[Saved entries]
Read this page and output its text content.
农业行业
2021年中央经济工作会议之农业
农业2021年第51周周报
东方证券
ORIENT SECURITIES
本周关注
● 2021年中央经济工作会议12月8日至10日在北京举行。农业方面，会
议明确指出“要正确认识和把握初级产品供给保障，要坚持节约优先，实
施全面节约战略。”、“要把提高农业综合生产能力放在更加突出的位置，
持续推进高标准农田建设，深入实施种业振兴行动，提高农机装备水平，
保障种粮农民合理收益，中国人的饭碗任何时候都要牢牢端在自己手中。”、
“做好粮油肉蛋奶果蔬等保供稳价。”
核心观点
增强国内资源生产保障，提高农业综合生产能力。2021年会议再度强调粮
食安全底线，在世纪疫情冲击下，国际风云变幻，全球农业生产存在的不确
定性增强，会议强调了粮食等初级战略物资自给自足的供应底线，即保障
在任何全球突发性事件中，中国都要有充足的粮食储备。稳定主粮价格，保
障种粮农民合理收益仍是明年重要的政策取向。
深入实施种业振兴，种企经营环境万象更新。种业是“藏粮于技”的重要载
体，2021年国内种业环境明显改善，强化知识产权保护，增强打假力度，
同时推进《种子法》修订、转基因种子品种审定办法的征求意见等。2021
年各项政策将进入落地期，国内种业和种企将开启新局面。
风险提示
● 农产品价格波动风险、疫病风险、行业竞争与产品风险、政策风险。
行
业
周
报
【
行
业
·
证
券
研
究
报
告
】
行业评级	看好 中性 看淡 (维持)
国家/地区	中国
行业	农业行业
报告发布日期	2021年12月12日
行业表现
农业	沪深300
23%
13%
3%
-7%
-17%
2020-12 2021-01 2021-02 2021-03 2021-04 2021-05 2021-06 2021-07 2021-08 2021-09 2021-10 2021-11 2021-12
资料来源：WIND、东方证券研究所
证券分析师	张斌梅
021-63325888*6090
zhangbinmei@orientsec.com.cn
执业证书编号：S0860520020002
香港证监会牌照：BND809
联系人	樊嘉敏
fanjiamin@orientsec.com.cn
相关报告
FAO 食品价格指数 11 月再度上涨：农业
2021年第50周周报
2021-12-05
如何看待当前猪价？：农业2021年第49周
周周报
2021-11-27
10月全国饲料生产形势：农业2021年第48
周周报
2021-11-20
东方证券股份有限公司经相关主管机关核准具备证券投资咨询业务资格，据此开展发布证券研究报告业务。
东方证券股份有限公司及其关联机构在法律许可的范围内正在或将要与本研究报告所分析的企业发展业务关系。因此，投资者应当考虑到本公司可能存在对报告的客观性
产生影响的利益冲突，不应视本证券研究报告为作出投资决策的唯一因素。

(What needs to be done):
In the records above, find each line that holds the word "orientsec"; copy all such lines.

(Output of the task):
zhangbinmei@orientsec.com.cn
fanjiamin@orientsec.com.cn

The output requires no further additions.